Exercise description:
Find "OCR this image." in the records that follow; print that line and each subsequent line through the last one, verbatim and with nothing added.

····················

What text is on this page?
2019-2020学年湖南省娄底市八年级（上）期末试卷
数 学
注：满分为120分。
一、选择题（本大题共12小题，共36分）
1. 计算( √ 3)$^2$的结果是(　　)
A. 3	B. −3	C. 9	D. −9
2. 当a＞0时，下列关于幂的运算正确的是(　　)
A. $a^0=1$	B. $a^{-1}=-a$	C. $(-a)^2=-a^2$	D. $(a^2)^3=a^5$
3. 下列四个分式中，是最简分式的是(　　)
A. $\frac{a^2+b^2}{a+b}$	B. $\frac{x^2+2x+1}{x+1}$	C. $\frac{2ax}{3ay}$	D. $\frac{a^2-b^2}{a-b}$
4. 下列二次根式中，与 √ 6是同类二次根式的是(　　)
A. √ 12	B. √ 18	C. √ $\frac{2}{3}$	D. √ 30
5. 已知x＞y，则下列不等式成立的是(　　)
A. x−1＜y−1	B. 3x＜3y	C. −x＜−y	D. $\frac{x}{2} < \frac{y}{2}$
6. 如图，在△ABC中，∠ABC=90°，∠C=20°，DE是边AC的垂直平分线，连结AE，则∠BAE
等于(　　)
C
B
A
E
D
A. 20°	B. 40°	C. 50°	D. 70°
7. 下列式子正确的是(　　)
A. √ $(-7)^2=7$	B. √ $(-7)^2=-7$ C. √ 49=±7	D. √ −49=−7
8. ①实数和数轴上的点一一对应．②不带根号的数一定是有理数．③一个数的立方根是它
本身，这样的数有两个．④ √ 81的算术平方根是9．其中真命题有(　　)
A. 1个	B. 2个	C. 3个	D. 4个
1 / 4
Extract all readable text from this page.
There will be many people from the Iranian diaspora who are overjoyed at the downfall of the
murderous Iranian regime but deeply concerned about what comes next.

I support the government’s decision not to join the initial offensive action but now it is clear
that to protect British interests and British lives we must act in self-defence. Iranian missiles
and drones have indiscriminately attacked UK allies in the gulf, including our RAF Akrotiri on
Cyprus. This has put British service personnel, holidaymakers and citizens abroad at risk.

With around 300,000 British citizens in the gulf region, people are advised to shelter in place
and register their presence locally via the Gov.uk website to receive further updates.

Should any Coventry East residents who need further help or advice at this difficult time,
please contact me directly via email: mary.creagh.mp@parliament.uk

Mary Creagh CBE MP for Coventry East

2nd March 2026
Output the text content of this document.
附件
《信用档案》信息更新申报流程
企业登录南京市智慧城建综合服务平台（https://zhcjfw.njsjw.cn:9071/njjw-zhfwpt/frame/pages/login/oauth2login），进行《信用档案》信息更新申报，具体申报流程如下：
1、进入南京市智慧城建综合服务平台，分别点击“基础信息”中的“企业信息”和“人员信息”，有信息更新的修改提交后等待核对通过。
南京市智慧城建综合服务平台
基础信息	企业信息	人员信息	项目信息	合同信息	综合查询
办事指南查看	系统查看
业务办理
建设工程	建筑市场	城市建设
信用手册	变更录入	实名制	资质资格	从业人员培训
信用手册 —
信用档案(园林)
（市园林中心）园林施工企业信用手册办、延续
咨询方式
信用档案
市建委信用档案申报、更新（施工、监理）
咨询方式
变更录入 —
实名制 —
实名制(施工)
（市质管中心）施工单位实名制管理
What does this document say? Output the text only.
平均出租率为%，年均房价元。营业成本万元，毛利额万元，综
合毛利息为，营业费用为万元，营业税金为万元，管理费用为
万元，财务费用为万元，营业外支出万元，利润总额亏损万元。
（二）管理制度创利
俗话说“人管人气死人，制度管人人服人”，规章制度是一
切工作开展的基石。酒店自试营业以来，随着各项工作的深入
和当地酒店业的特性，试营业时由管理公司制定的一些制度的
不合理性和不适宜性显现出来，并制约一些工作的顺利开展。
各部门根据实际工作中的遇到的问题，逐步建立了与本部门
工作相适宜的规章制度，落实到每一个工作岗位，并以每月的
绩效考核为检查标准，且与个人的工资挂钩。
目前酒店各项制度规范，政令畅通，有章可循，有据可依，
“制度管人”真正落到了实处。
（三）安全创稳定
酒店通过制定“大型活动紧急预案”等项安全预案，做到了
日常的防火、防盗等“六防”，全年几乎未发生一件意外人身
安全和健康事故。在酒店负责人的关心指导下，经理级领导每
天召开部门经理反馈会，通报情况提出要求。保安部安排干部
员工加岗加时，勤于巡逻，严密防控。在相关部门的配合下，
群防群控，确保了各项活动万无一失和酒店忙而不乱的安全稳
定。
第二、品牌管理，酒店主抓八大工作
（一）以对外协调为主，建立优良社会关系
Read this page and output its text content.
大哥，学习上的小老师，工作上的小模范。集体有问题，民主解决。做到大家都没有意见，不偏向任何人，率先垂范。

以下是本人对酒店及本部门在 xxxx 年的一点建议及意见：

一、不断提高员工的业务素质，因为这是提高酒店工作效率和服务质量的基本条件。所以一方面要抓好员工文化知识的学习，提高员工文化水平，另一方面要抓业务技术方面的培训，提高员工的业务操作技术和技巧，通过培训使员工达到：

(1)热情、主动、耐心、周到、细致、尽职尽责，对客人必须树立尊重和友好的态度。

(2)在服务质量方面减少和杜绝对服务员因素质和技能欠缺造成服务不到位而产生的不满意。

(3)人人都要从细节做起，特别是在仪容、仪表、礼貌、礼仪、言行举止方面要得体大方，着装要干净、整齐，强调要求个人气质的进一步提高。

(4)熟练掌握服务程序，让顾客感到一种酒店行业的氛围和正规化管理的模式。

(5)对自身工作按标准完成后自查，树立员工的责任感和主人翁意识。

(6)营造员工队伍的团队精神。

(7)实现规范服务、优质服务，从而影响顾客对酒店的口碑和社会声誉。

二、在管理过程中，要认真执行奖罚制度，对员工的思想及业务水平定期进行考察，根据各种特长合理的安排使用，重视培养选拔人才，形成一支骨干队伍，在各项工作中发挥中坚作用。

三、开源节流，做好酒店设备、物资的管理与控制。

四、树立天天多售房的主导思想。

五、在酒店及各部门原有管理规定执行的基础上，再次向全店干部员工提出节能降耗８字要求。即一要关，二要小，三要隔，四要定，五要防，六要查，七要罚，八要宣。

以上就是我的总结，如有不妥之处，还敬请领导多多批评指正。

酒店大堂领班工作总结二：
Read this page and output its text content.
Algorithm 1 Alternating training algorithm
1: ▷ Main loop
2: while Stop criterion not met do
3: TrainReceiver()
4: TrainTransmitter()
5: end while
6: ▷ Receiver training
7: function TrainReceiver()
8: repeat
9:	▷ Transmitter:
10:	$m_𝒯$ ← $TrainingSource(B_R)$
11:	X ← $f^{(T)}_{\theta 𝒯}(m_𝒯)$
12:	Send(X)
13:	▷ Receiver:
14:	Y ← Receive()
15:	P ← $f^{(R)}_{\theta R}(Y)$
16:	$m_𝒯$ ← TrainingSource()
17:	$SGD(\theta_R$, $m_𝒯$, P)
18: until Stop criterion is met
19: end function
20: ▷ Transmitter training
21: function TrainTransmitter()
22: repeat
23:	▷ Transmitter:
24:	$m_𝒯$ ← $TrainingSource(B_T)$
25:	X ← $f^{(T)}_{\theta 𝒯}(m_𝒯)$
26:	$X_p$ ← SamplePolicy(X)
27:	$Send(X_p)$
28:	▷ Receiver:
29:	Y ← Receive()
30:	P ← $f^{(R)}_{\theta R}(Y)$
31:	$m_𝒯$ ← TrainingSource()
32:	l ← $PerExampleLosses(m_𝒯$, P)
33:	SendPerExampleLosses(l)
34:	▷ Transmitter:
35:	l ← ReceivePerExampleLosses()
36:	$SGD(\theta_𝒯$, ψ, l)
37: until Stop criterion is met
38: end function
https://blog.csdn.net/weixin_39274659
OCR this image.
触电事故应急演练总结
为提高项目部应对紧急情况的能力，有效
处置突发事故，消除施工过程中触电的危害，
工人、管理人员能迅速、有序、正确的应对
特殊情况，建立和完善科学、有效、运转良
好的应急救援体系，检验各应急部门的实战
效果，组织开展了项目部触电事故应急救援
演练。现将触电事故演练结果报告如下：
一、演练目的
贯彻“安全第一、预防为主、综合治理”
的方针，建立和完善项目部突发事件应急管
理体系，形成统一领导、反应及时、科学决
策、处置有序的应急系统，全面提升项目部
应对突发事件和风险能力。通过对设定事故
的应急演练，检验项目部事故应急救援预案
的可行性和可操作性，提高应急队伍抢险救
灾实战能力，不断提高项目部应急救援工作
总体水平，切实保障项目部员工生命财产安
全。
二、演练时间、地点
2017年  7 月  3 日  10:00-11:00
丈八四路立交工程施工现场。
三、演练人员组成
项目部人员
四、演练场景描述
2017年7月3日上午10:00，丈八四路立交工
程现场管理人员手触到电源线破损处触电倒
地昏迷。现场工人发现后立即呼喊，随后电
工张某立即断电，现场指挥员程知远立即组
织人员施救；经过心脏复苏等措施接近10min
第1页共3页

····················

The result:
OCR this image.
触电事故应急演练总结
为提高项目部应对紧急情况的能力，有效
处置突发事故，消除施工过程中触电的危害，
工人、管理人员能迅速、有序、正确的应对
特殊情况，建立和完善科学、有效、运转良
好的应急救援体系，检验各应急部门的实战
效果，组织开展了项目部触电事故应急救援
演练。现将触电事故演练结果报告如下：
一、演练目的
贯彻“安全第一、预防为主、综合治理”
的方针，建立和完善项目部突发事件应急管
理体系，形成统一领导、反应及时、科学决
策、处置有序的应急系统，全面提升项目部
应对突发事件和风险能力。通过对设定事故
的应急演练，检验项目部事故应急救援预案
的可行性和可操作性，提高应急队伍抢险救
灾实战能力，不断提高项目部应急救援工作
总体水平，切实保障项目部员工生命财产安
全。
二、演练时间、地点
2017年  7 月  3 日  10:00-11:00
丈八四路立交工程施工现场。
三、演练人员组成
项目部人员
四、演练场景描述
2017年7月3日上午10:00，丈八四路立交工
程现场管理人员手触到电源线破损处触电倒
地昏迷。现场工人发现后立即呼喊，随后电
工张某立即断电，现场指挥员程知远立即组
织人员施救；经过心脏复苏等措施接近10min
第1页共3页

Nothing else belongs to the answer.